Dataset items
---

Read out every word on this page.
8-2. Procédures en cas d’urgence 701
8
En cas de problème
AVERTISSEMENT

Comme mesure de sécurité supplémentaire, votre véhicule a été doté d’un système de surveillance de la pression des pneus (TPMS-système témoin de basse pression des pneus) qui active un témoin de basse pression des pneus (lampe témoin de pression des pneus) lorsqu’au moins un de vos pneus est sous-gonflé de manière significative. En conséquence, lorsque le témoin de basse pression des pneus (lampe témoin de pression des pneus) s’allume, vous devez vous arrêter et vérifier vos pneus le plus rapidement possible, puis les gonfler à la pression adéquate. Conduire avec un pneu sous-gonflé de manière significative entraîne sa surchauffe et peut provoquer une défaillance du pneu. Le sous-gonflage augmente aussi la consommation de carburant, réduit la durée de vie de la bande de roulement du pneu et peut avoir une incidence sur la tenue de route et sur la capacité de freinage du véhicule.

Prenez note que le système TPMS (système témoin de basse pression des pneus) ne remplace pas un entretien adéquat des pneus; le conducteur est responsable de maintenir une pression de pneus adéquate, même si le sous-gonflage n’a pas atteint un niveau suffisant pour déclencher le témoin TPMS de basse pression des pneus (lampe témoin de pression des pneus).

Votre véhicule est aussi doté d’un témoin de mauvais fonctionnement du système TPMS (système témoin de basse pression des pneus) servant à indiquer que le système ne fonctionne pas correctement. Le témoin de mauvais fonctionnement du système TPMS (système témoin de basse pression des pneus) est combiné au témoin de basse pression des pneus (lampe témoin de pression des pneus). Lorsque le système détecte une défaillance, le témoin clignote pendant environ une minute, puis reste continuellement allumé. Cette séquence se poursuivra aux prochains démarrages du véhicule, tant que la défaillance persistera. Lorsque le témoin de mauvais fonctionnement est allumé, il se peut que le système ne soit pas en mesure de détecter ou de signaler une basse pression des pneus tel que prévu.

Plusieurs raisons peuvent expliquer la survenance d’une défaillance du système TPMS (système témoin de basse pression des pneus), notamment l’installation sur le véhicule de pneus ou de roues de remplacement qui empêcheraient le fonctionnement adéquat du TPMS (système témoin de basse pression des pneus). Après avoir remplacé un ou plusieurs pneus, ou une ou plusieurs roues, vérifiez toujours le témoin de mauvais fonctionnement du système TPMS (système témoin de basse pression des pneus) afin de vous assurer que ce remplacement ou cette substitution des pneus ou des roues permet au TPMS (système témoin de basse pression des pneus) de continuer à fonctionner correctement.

---

» EXERCISE REQUIREMENTS
What do the records say? Quote them all exactly.

» TASK ANSWER
Read out every word on this page.
8-2. Procédures en cas d’urgence 701
8
En cas de problème
AVERTISSEMENT

Comme mesure de sécurité supplémentaire, votre véhicule a été doté d’un système de surveillance de la pression des pneus (TPMS-système témoin de basse pression des pneus) qui active un témoin de basse pression des pneus (lampe témoin de pression des pneus) lorsqu’au moins un de vos pneus est sous-gonflé de manière significative. En conséquence, lorsque le témoin de basse pression des pneus (lampe témoin de pression des pneus) s’allume, vous devez vous arrêter et vérifier vos pneus le plus rapidement possible, puis les gonfler à la pression adéquate. Conduire avec un pneu sous-gonflé de manière significative entraîne sa surchauffe et peut provoquer une défaillance du pneu. Le sous-gonflage augmente aussi la consommation de carburant, réduit la durée de vie de la bande de roulement du pneu et peut avoir une incidence sur la tenue de route et sur la capacité de freinage du véhicule.

Prenez note que le système TPMS (système témoin de basse pression des pneus) ne remplace pas un entretien adéquat des pneus; le conducteur est responsable de maintenir une pression de pneus adéquate, même si le sous-gonflage n’a pas atteint un niveau suffisant pour déclencher le témoin TPMS de basse pression des pneus (lampe témoin de pression des pneus).

Votre véhicule est aussi doté d’un témoin de mauvais fonctionnement du système TPMS (système témoin de basse pression des pneus) servant à indiquer que le système ne fonctionne pas correctement. Le témoin de mauvais fonctionnement du système TPMS (système témoin de basse pression des pneus) est combiné au témoin de basse pression des pneus (lampe témoin de pression des pneus). Lorsque le système détecte une défaillance, le témoin clignote pendant environ une minute, puis reste continuellement allumé. Cette séquence se poursuivra aux prochains démarrages du véhicule, tant que la défaillance persistera. Lorsque le témoin de mauvais fonctionnement est allumé, il se peut que le système ne soit pas en mesure de détecter ou de signaler une basse pression des pneus tel que prévu.

Plusieurs raisons peuvent expliquer la survenance d’une défaillance du système TPMS (système témoin de basse pression des pneus), notamment l’installation sur le véhicule de pneus ou de roues de remplacement qui empêcheraient le fonctionnement adéquat du TPMS (système témoin de basse pression des pneus). Après avoir remplacé un ou plusieurs pneus, ou une ou plusieurs roues, vérifiez toujours le témoin de mauvais fonctionnement du système TPMS (système témoin de basse pression des pneus) afin de vous assurer que ce remplacement ou cette substitution des pneus ou des roues permet au TPMS (système témoin de basse pression des pneus) de continuer à fonctionner correctement.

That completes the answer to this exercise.